## Work to do
• a. According to the report on City programs in the Provincial field, why does it generally make more sense to fund people services from the Provincial or Federal governments rather than from the City? Answer in one to three sentences.
• b. Who asked for the report on City programs in the Provincial field?
• c. In the report on City programs in the Provincial field, could you copy word for word the part that opens with the words containing "ADMINISTRATIVE REPORT" and closes with "to this matter."?

## Text extract
begin
LATE DISTRIBUTION
FOR COUNCIL DECEMBER 10, 1996
RR1(iii)
ADMINISTRATIVE REPORT
Date: December 6, 1996
TO: Vancouver City Council
FROM: General Manager of Community Services
SUBJECT: City Programs in the Provincial Field
INFORMATION
The General Manager of Community Services submits this report for
Council's INFORMATION.
COUNCIL POLICY
There is no Council policy directly applicable to this matter.
PURPOSE
The Chairman of the City Services and Budgets Committee has requested
this report to assist Council in its consideration of the impact of
recently announced cuts in Provincial grants to the City. The report
lists and briefly describes City programs which have received direct
funding from the Province or which could be considered to lie mostly
within the traditional Provincial mandate (i.e., which would normally be
provided by the Province, but have been provided by the City).
The dividing line between what is the City's responsibility and what is
the Province's is, of course, somewhat fuzzy. The City is
constitutionally a creature of the Province, and one could argue that
what is theirs is also ours. However, certain services have
traditionally been provided more by one level of government than the
other, and the nature of our respective tax bases makes it more logical
and efficient to fund and provide certain services at the Provincial
level than at the municipal level. As people are highly mobile among
municipalities, it also generally makes more sense to fund people
services (as opposed to property services) from the Provincial or
Federal governments.
end
## Recorded information
begin
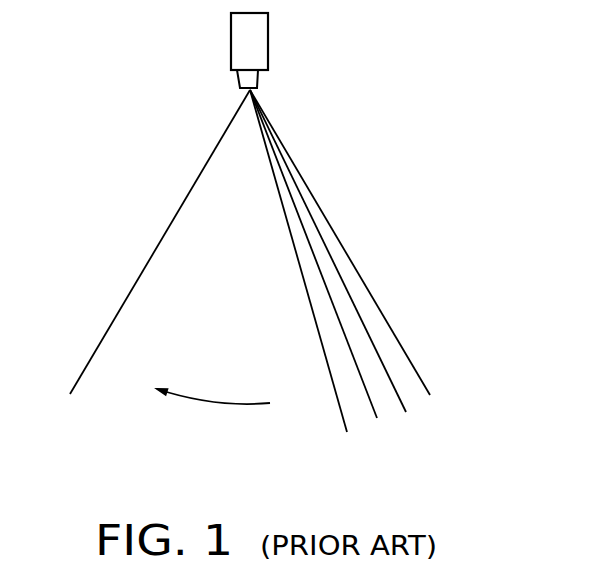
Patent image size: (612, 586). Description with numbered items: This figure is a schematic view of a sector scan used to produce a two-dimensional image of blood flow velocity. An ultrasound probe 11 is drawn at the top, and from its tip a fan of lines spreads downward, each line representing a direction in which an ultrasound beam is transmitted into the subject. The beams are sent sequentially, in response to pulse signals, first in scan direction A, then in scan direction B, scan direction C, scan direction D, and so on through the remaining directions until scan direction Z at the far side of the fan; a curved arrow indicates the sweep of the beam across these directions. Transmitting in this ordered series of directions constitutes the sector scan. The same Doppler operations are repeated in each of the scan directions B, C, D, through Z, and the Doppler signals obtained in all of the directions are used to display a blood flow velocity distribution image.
end
## Task-by-task outputs
• a. People are highly mobile among municipalities, so funding people services, as opposed to property services, generally makes more sense at the Provincial or Federal level.

• b. The Chairman of the City Services and Budgets Committee.

• c.
ADMINISTRATIVE REPORT
Date: December 6, 1996
TO: Vancouver City Council
FROM: General Manager of Community Services
SUBJECT: City Programs in the Provincial Field
INFORMATION
The General Manager of Community Services submits this report for
Council's INFORMATION.
COUNCIL POLICY
There is no Council policy directly applicable to this matter.